#### WHAT YOU ARE ASKED TO DO:
Look through the records that follow. Copy every line containing the word "text".
* BEGIN *
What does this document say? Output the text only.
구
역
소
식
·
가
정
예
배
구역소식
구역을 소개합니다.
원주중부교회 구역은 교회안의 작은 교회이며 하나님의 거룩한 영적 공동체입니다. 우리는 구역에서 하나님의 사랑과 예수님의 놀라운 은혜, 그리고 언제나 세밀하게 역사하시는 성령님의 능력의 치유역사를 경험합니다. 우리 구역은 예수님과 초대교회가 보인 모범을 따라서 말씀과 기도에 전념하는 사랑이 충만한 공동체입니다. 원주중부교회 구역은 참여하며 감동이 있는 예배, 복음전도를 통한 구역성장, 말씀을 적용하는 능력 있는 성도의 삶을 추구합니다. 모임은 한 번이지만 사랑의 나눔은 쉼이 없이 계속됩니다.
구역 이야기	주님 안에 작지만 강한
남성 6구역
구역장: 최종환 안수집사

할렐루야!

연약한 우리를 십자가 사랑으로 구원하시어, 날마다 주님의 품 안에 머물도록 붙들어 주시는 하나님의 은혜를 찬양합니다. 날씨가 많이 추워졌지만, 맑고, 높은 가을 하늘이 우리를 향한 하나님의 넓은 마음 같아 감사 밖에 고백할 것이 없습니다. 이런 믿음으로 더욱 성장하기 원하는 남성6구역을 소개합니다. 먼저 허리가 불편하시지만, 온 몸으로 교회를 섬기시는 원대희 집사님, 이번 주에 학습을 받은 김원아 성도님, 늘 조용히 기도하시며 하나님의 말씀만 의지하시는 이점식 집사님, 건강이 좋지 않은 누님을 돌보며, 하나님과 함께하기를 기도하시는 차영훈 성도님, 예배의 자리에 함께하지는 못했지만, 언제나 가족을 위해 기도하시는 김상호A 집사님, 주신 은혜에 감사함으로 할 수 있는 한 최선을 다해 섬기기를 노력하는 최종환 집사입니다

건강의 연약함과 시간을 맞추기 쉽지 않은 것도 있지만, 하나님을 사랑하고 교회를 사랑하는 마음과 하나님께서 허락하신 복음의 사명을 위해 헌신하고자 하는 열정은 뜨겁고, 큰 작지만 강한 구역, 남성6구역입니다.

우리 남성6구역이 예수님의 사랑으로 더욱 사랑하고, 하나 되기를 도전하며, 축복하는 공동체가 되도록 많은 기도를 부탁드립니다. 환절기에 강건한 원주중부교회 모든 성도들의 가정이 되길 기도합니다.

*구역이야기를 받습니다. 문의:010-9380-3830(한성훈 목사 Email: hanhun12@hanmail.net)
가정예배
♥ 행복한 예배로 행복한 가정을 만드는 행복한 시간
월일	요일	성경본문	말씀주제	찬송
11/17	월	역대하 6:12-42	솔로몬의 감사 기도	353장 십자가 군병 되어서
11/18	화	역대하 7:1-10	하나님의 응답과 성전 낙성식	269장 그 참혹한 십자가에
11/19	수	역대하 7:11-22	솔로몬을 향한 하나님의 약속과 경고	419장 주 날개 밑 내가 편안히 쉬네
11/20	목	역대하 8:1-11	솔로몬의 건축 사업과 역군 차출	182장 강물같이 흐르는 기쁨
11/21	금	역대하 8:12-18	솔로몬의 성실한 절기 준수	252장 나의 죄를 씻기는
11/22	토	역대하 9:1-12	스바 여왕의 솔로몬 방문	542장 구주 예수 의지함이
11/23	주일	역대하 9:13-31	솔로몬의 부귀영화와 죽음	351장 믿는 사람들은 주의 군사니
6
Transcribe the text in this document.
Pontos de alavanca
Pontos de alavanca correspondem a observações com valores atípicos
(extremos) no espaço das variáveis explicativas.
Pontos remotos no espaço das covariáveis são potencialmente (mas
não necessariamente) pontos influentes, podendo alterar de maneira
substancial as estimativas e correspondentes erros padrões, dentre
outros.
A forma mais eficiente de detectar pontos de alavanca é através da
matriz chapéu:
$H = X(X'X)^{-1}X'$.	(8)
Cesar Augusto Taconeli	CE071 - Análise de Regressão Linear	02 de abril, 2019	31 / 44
* END *
#### WRITTEN RESPONSE:
What does this document say? Output the text only.
Transcribe the text in this document.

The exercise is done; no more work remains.